● Given records
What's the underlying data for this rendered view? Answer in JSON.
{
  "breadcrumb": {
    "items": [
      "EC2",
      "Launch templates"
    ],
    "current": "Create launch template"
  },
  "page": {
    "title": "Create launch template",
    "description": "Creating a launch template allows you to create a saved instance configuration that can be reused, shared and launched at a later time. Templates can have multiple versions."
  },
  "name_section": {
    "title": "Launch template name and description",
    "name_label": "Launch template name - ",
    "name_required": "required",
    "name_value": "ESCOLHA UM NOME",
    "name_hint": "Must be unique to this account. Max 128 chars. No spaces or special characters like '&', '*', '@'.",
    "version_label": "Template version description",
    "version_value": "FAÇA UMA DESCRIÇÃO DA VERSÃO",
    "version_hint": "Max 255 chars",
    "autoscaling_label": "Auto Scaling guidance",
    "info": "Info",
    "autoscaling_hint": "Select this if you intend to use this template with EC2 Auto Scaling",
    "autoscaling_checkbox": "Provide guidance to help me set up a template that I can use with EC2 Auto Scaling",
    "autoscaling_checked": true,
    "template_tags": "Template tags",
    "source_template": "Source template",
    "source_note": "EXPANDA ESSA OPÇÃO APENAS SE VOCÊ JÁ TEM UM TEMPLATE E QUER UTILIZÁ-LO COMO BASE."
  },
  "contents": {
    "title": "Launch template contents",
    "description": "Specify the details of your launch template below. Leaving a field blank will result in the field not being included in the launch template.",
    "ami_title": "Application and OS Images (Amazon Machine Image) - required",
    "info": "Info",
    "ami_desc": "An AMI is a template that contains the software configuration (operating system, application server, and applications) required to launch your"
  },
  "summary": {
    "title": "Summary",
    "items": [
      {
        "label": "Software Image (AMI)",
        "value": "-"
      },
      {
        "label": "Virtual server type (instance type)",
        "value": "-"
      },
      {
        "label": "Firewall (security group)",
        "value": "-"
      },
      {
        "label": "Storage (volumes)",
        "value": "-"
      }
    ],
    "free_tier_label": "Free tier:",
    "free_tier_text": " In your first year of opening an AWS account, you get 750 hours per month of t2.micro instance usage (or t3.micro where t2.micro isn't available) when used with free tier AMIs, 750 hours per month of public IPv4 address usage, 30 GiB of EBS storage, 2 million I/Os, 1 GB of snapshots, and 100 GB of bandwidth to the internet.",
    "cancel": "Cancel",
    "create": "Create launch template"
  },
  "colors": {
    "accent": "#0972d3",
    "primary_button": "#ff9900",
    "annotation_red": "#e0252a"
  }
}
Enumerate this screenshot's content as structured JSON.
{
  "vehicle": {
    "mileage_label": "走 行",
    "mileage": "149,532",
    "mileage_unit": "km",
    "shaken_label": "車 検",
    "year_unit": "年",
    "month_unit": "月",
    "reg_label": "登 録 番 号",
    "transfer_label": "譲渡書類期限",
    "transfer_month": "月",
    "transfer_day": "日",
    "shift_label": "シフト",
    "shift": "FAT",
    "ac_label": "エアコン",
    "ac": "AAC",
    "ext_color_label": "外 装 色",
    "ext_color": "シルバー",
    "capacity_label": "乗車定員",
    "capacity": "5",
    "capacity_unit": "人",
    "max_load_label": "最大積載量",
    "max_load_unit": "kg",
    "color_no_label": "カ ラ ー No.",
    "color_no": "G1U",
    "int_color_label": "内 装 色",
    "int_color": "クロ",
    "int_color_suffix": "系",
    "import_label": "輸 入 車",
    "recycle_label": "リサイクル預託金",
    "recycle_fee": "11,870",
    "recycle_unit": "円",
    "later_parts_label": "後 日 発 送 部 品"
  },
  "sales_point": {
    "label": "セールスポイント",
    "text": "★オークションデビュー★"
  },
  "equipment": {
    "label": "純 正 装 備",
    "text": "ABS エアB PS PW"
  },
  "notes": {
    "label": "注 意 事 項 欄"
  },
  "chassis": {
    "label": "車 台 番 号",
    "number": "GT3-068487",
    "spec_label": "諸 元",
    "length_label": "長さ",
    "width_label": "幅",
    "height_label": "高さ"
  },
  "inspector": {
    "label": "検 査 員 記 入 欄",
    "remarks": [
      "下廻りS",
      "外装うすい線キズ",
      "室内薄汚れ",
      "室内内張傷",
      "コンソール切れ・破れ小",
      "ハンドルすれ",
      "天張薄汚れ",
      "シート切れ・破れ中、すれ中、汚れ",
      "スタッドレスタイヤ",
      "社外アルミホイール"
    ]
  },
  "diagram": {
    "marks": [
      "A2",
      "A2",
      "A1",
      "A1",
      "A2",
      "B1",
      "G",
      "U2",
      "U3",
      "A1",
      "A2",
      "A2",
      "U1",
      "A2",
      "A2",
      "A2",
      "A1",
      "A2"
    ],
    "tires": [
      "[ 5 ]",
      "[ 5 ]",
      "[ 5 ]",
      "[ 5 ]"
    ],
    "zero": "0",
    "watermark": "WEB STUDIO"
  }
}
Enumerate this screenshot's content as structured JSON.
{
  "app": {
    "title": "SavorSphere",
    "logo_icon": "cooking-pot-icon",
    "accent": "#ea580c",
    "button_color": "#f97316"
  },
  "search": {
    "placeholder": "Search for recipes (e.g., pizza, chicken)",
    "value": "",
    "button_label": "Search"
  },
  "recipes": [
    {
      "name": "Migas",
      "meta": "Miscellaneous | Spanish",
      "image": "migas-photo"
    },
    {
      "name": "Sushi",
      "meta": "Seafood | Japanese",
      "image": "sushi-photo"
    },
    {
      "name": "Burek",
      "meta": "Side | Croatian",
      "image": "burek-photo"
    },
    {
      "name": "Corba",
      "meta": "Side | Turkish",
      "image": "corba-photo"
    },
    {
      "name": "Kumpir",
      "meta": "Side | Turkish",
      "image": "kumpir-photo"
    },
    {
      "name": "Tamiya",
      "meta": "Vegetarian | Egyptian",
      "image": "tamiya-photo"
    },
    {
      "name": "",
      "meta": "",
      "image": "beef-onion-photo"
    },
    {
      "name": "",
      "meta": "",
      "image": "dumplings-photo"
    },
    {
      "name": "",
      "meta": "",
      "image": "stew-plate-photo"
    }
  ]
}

● Requirements
Copy every line of the entries above in which "that" occurs.

● Reply to the task
    "description": "Creating a launch template allows you to create a saved instance configuration that can be reused, shared and launched at a later time. Templates can have multiple versions."
    "autoscaling_checkbox": "Provide guidance to help me set up a template that I can use with EC2 Auto Scaling",
    "ami_desc": "An AMI is a template that contains the software configuration (operating system, application server, and applications) required to launch your"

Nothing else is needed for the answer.